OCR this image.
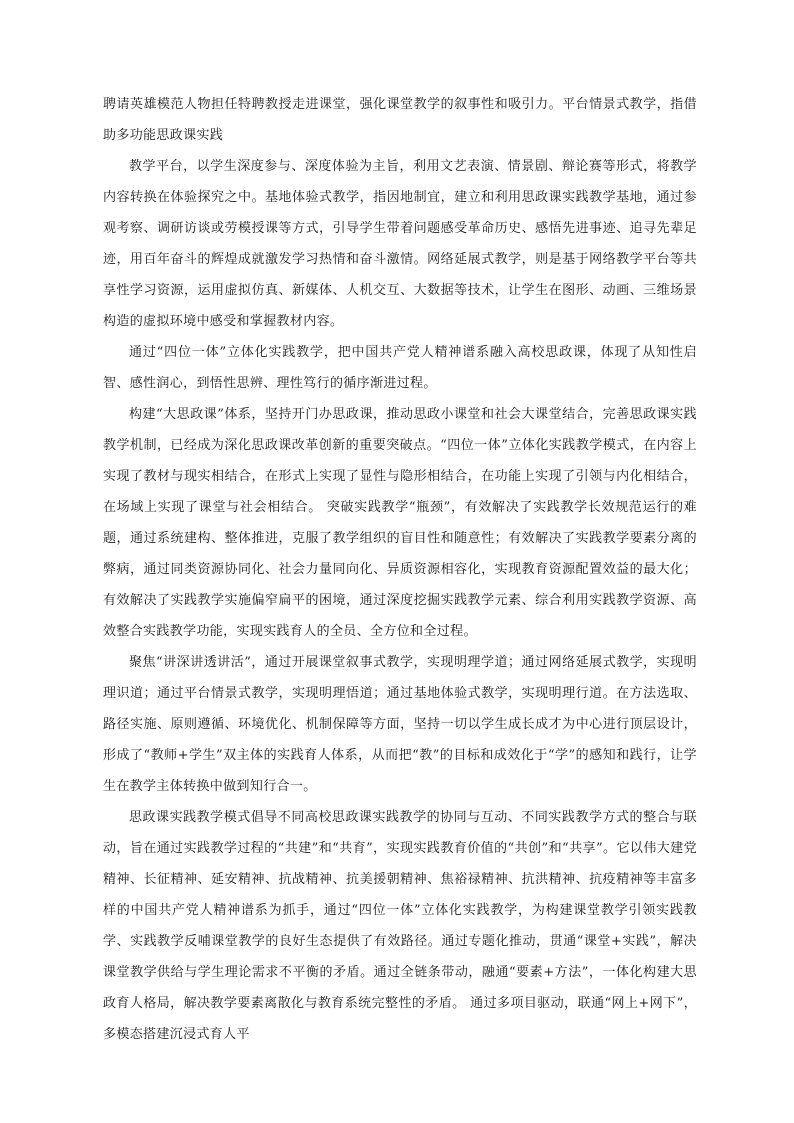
聘请英雄模范人物担任特聘教授走进课堂，强化课堂教学的叙事性和吸引力。平台情景式教学，指借助多功能思政课实践

教学平台，以学生深度参与、深度体验为主旨，利用文艺表演、情景剧、辩论赛等形式，将教学内容转换在体验探究之中。基地体验式教学，指因地制宜，建立和利用思政课实践教学基地，通过参观考察、调研访谈或劳模授课等方式，引导学生带着问题感受革命历史、感悟先进事迹、追寻先辈足迹，用百年奋斗的辉煌成就激发学习热情和奋斗激情。网络延展式教学，则是基于网络教学平台等共享性学习资源，运用虚拟仿真、新媒体、人机交互、大数据等技术，让学生在图形、动画、三维场景构造的虚拟环境中感受和掌握教材内容。

通过“四位一体”立体化实践教学，把中国共产党人精神谱系融入高校思政课，体现了从知性启智、感性润心，到悟性思辨、理性笃行的循序渐进过程。

构建“大思政课”体系，坚持开门办思政课，推动思政小课堂和社会大课堂结合，完善思政课实践教学机制，已经成为深化思政课改革创新的重要突破点。“四位一体”立体化实践教学模式，在内容上实现了教材与现实相结合，在形式上实现了显性与隐形相结合，在功能上实现了引领与内化相结合，在场域上实现了课堂与社会相结合。 突破实践教学“瓶颈”，有效解决了实践教学长效规范运行的难题，通过系统建构、整体推进，克服了教学组织的盲目性和随意性；有效解决了实践教学要素分离的弊病，通过同类资源协同化、社会力量同向化、异质资源相容化，实现教育资源配置效益的最大化；有效解决了实践教学实施偏窄扁平的困境，通过深度挖掘实践教学元素、综合利用实践教学资源、高效整合实践教学功能，实现实践育人的全员、全方位和全过程。

聚焦“讲深讲透讲活”，通过开展课堂叙事式教学，实现明理学道；通过网络延展式教学，实现明理识道；通过平台情景式教学，实现明理悟道；通过基地体验式教学，实现明理行道。在方法选取、路径实施、原则遵循、环境优化、机制保障等方面，坚持一切以学生成长成才为中心进行顶层设计，形成了“教师+学生”双主体的实践育人体系，从而把“教”的目标和成效化于“学”的感知和践行，让学生在教学主体转换中做到知行合一。

思政课实践教学模式倡导不同高校思政课实践教学的协同与互动、不同实践教学方式的整合与联动，旨在通过实践教学过程的“共建”和“共育”，实现实践教育价值的“共创”和“共享”。它以伟大建党精神、长征精神、延安精神、抗战精神、抗美援朝精神、焦裕禄精神、抗洪精神、抗疫精神等丰富多样的中国共产党人精神谱系为抓手，通过“四位一体”立体化实践教学，为构建课堂教学引领实践教学、实践教学反哺课堂教学的良好生态提供了有效路径。通过专题化推动，贯通“课堂+实践”，解决课堂教学供给与学生理论需求不平衡的矛盾。通过全链条带动，融通“要素+方法”，一体化构建大思政育人格局，解决教学要素离散化与教育系统完整性的矛盾。 通过多项目驱动，联通“网上+网下”，多模态搭建沉浸式育人平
_____
● **Exercise**
Nothing in the entries above should change when they are printed again, except that the pictures are dropped.

● **Exercise response**
OCR this image.
聘请英雄模范人物担任特聘教授走进课堂，强化课堂教学的叙事性和吸引力。平台情景式教学，指借助多功能思政课实践

教学平台，以学生深度参与、深度体验为主旨，利用文艺表演、情景剧、辩论赛等形式，将教学内容转换在体验探究之中。基地体验式教学，指因地制宜，建立和利用思政课实践教学基地，通过参观考察、调研访谈或劳模授课等方式，引导学生带着问题感受革命历史、感悟先进事迹、追寻先辈足迹，用百年奋斗的辉煌成就激发学习热情和奋斗激情。网络延展式教学，则是基于网络教学平台等共享性学习资源，运用虚拟仿真、新媒体、人机交互、大数据等技术，让学生在图形、动画、三维场景构造的虚拟环境中感受和掌握教材内容。

通过“四位一体”立体化实践教学，把中国共产党人精神谱系融入高校思政课，体现了从知性启智、感性润心，到悟性思辨、理性笃行的循序渐进过程。

构建“大思政课”体系，坚持开门办思政课，推动思政小课堂和社会大课堂结合，完善思政课实践教学机制，已经成为深化思政课改革创新的重要突破点。“四位一体”立体化实践教学模式，在内容上实现了教材与现实相结合，在形式上实现了显性与隐形相结合，在功能上实现了引领与内化相结合，在场域上实现了课堂与社会相结合。 突破实践教学“瓶颈”，有效解决了实践教学长效规范运行的难题，通过系统建构、整体推进，克服了教学组织的盲目性和随意性；有效解决了实践教学要素分离的弊病，通过同类资源协同化、社会力量同向化、异质资源相容化，实现教育资源配置效益的最大化；有效解决了实践教学实施偏窄扁平的困境，通过深度挖掘实践教学元素、综合利用实践教学资源、高效整合实践教学功能，实现实践育人的全员、全方位和全过程。

聚焦“讲深讲透讲活”，通过开展课堂叙事式教学，实现明理学道；通过网络延展式教学，实现明理识道；通过平台情景式教学，实现明理悟道；通过基地体验式教学，实现明理行道。在方法选取、路径实施、原则遵循、环境优化、机制保障等方面，坚持一切以学生成长成才为中心进行顶层设计，形成了“教师+学生”双主体的实践育人体系，从而把“教”的目标和成效化于“学”的感知和践行，让学生在教学主体转换中做到知行合一。

思政课实践教学模式倡导不同高校思政课实践教学的协同与互动、不同实践教学方式的整合与联动，旨在通过实践教学过程的“共建”和“共育”，实现实践教育价值的“共创”和“共享”。它以伟大建党精神、长征精神、延安精神、抗战精神、抗美援朝精神、焦裕禄精神、抗洪精神、抗疫精神等丰富多样的中国共产党人精神谱系为抓手，通过“四位一体”立体化实践教学，为构建课堂教学引领实践教学、实践教学反哺课堂教学的良好生态提供了有效路径。通过专题化推动，贯通“课堂+实践”，解决课堂教学供给与学生理论需求不平衡的矛盾。通过全链条带动，融通“要素+方法”，一体化构建大思政育人格局，解决教学要素离散化与教育系统完整性的矛盾。 通过多项目驱动，联通“网上+网下”，多模态搭建沉浸式育人平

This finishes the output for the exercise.